**TASK PROMPT**
Go through the data below and gather each line containing "right".

----- MATERIAL TO PROCESS -----

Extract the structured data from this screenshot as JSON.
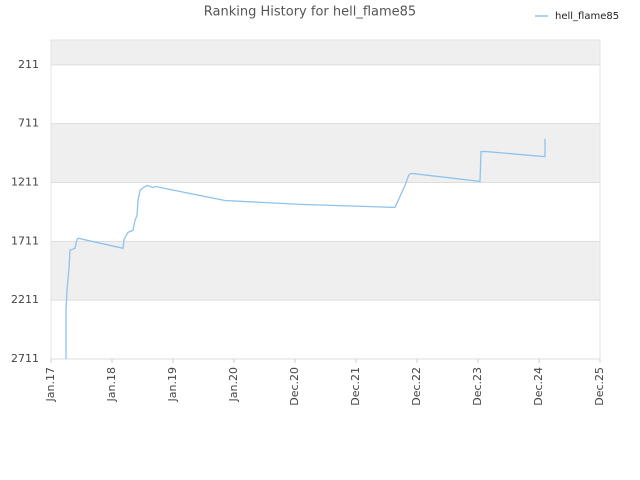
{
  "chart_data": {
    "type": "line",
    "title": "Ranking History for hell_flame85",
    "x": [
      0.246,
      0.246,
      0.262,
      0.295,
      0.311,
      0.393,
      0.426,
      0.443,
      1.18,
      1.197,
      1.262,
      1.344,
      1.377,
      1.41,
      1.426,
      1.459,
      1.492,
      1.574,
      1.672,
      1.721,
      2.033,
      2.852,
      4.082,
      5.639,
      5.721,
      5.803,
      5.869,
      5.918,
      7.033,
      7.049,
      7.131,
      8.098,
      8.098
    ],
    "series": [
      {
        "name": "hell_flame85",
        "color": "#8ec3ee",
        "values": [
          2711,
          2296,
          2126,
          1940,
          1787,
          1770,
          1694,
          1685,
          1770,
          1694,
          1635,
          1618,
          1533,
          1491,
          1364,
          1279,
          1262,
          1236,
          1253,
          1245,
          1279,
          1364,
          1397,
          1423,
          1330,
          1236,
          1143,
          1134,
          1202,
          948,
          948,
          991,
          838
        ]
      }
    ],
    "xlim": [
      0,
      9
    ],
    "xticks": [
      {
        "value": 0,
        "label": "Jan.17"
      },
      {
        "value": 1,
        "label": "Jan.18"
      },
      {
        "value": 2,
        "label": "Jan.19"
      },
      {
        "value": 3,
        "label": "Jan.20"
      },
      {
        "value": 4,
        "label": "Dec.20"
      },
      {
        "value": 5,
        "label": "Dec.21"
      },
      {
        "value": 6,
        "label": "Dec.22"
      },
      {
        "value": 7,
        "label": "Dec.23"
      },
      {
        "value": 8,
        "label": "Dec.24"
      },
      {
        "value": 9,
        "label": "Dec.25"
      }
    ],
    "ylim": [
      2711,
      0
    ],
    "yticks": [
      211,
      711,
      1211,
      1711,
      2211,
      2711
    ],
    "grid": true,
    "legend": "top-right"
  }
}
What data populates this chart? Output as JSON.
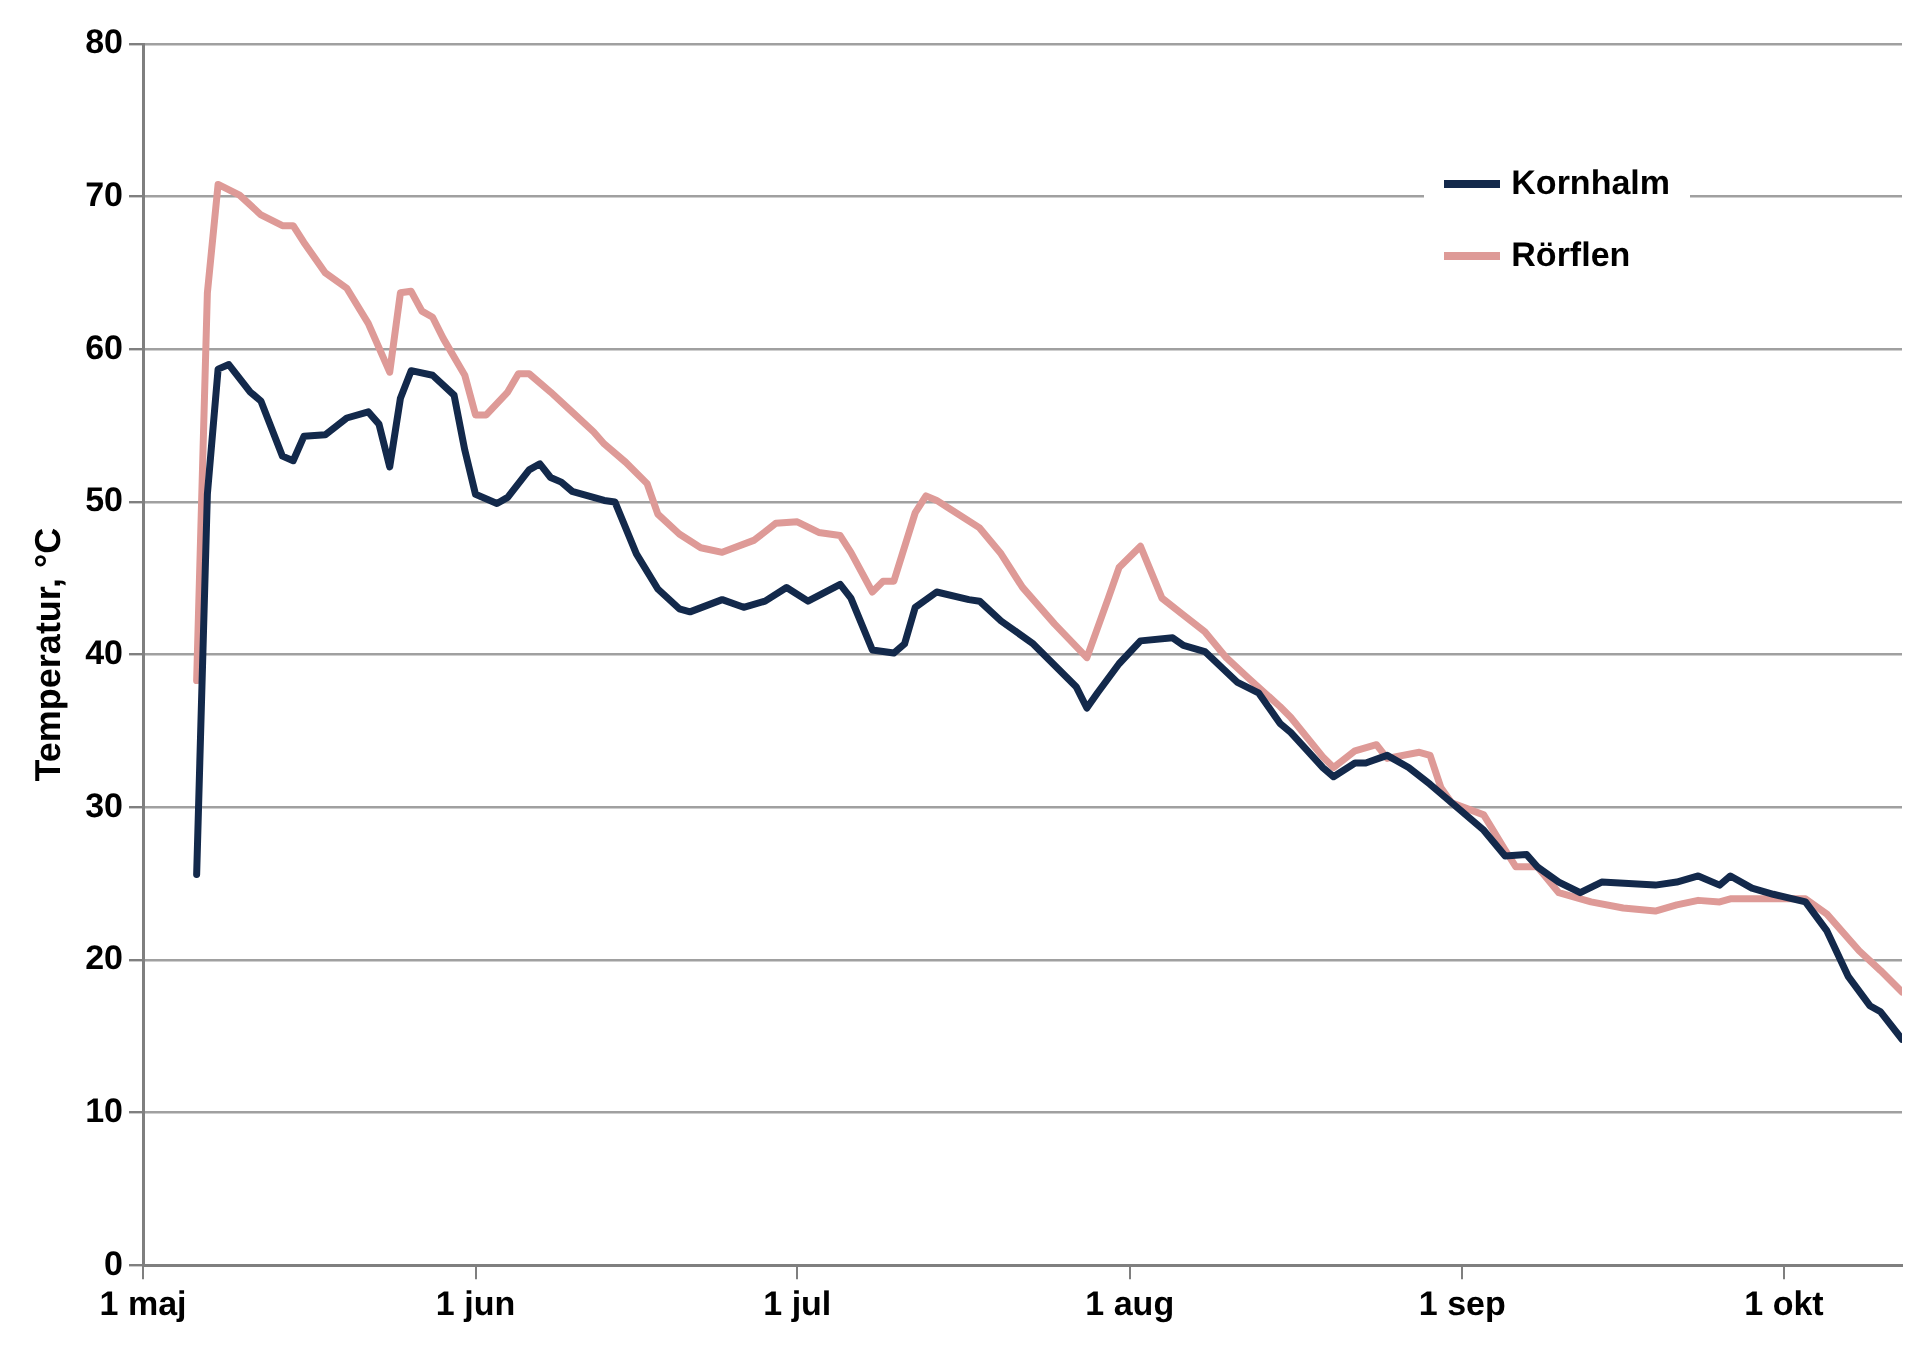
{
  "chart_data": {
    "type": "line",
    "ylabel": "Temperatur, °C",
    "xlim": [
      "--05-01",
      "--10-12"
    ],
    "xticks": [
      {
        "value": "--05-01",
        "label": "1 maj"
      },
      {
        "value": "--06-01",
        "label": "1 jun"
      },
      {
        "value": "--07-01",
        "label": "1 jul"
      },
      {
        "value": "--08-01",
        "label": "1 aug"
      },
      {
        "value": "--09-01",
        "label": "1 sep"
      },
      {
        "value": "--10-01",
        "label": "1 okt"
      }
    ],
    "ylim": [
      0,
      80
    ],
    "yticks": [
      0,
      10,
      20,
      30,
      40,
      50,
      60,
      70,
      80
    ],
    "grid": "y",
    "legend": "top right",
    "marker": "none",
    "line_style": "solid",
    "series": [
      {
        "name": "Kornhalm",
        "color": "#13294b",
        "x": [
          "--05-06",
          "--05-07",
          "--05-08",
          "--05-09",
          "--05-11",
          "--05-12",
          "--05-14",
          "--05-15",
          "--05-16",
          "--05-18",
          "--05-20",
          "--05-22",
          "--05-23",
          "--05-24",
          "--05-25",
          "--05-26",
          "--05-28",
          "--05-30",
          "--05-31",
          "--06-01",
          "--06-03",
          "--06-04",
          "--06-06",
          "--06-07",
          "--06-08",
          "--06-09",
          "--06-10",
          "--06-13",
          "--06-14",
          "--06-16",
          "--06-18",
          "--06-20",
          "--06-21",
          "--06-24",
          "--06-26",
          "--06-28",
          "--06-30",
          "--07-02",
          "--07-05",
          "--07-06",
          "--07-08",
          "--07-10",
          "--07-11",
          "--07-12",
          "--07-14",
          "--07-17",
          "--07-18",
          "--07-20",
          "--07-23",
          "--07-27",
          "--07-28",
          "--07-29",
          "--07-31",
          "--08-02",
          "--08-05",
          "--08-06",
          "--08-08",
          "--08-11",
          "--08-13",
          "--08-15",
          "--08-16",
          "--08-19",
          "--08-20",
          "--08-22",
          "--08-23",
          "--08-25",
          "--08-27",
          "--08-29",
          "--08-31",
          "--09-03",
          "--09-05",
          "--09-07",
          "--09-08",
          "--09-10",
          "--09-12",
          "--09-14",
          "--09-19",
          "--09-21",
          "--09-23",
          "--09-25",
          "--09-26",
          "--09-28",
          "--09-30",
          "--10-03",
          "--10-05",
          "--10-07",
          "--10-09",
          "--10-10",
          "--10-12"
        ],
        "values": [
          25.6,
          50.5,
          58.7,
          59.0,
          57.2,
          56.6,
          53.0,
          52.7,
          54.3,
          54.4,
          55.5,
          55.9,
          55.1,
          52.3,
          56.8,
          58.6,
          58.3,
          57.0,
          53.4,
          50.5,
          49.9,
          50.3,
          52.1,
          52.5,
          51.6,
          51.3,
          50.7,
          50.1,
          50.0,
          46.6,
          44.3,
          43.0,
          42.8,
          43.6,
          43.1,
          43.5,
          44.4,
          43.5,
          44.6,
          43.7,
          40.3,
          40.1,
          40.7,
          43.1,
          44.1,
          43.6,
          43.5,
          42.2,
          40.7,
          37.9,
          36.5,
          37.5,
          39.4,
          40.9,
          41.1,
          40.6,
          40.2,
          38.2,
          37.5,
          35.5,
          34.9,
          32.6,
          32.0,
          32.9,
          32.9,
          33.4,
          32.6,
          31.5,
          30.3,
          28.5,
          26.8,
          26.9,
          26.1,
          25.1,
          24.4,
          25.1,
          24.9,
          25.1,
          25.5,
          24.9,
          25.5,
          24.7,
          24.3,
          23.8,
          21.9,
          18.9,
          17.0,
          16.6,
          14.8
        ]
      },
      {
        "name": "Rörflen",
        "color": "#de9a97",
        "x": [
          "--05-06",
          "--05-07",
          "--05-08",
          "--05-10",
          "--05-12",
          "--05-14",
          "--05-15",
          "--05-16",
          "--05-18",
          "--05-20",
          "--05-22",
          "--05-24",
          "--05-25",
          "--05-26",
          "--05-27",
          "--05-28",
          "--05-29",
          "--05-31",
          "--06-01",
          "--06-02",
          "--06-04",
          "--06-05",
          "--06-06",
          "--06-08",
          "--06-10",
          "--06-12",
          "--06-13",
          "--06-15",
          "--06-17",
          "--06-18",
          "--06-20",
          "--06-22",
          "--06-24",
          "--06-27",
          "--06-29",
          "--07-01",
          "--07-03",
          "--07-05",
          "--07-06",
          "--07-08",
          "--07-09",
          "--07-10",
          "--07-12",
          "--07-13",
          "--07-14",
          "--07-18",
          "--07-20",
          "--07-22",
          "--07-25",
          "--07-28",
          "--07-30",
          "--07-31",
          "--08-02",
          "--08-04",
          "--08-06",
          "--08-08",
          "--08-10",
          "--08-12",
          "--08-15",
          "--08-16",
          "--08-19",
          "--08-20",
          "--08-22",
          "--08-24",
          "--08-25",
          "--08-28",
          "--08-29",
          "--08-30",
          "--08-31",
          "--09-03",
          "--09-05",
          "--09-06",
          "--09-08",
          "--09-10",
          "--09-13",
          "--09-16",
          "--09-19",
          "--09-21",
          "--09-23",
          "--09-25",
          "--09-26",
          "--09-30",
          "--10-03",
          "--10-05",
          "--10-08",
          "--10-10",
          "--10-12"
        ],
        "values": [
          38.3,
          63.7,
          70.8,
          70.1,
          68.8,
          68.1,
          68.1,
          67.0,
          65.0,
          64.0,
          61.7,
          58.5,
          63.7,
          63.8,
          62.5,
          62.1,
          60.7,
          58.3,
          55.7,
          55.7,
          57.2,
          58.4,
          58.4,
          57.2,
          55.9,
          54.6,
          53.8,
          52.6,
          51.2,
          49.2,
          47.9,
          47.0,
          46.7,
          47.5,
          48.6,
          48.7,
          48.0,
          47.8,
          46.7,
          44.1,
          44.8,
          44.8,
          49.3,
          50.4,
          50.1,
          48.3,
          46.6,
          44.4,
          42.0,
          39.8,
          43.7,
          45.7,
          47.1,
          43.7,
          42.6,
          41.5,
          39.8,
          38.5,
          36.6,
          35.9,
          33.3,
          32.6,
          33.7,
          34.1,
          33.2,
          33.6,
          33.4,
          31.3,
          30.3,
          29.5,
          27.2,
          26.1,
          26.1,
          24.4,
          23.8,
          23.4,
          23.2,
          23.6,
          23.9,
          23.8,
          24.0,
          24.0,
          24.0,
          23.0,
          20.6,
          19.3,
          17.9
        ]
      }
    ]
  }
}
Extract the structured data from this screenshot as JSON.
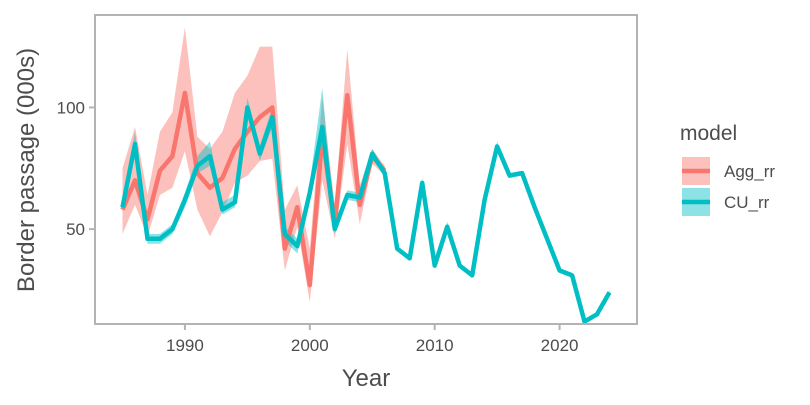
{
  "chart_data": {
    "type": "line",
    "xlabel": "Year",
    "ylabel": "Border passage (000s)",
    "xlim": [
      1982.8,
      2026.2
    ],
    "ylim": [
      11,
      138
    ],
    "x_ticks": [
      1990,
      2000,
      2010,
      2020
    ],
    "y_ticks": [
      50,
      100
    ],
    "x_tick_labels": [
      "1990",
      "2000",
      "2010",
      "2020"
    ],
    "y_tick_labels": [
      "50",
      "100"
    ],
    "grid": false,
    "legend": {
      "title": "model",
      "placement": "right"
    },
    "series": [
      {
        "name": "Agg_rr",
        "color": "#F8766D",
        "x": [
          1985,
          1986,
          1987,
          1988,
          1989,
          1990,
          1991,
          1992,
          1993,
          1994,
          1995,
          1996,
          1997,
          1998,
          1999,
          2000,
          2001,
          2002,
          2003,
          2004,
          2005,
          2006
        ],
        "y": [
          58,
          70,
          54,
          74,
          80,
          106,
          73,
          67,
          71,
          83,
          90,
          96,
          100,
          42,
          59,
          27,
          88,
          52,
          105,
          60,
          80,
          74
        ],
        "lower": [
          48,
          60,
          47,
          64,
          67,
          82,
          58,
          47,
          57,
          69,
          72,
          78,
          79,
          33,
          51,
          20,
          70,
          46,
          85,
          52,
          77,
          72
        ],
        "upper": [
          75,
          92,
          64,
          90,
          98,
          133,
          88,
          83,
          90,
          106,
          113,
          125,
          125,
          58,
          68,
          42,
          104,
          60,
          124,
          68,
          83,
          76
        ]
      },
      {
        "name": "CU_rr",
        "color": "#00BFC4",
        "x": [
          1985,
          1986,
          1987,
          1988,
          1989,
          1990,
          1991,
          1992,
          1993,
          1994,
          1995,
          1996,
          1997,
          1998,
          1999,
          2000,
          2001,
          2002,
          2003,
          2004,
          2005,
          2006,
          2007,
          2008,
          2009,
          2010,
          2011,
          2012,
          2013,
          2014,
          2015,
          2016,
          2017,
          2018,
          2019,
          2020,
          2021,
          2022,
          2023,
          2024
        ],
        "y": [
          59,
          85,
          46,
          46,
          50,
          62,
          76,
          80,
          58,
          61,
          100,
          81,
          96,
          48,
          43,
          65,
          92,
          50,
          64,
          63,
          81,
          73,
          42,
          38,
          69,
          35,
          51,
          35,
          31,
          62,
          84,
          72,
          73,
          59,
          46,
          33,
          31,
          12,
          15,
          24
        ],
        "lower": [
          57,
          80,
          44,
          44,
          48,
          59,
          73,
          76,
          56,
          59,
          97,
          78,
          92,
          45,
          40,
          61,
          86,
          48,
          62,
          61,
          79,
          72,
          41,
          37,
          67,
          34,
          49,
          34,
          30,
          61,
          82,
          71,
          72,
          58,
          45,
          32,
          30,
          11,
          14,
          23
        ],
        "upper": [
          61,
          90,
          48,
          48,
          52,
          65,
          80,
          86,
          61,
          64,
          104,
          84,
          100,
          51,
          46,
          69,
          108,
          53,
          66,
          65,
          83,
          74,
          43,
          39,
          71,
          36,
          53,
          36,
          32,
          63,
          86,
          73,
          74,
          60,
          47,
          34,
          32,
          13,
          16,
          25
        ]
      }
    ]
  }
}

-----

**COMPLETED TASK**
    "legend": "top-right"
    "legend": "top right",
      "placement": "right"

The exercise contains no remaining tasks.